(PASSAGE TO READ)
========================================================================

Investors have long analysed such surveys for clues about where consumer spending is headed and whether the economy is poised for recession. Historically they have been fairly reliable. A recent paper by David Blanchflower of Dartmouth College and Alex Bryson of University College London found that the two most popular consumer surveys in America—the University of Michigan’s poll and another conducted by the Conference Board, a business-research group—predict economic downturns up to 18 months in advance. Messrs Blanchflower and Bryson found that all six of the recessions that have occurred since the 1980s have been preceded by drops of at least ten points in the two indices.

But in the current business cycle sentiment has been a poor gauge of consumption growth. Between June 2021 and June 2022, the University of Michigan’s index tumbled by more than 40%, even as consumer spending grew by 9.3%. Indeed, Americans’ gloomy mood has been hard to square with economic reality. In June, with unemployment at 3.6%, wages growing by 7% in the past year and bank balances more than 50% higher than they were three years before, the consumer-sentiment index nonetheless sank to its record low—lower than during the oil shocks of the 1970s, after the terrorist attacks of September 11th, in the depths of the Great Recession and at the height of the covid-19 pandemic.

Inflation is largely to blame. For decades, core inflation has been kept below 5% and consumer sentiment has been driven largely by unemployment. Today, although Americans are cheerier than they were a few months ago, high prices continue to weigh on consumer morale, though not by enough to affect actual spending: expenditure is growing by 1.8% year on year. As for why sentiment is lower than it was in, say, 1980 when inflation was above 14%, analysts note that a significant share of the population have only ever experienced low inflation, so the current burst is having a bigger effect than it did on previous generations.

Given the gap between sentiment and behaviour, investors would be wise to focus on what consumers do, not what they say. Although the American economy is facing serious headwinds—including high inflation, a volatile stockmarket and painful interest-rate rises—the labour market is strong. Americans resent paying higher prices. But recent history suggests that, as long as they have jobs and money in their pockets, they will continue to do so.

========================================================================

(SUPPLIED ENTRIES)
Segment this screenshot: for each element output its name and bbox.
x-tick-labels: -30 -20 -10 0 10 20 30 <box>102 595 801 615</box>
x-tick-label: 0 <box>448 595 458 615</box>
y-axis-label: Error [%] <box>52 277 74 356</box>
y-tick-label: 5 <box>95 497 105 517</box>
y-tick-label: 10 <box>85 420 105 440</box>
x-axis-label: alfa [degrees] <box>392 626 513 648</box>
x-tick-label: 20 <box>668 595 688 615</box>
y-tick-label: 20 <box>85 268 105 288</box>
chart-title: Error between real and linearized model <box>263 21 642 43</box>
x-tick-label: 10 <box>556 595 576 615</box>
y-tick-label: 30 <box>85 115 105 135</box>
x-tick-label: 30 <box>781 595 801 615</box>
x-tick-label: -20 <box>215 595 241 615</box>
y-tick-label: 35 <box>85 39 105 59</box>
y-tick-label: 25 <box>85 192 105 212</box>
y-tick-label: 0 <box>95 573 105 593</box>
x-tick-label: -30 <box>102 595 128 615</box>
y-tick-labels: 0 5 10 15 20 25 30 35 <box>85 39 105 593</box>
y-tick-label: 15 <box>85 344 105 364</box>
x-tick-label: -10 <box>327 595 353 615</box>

========================================================================

(WHAT TO DO) Please answer from the consumer-sentiment passage above: by how much did the University of Michigan's index fall between June 2021 and June 2022?

(EXERCISE RESPONSE) By more than 40%.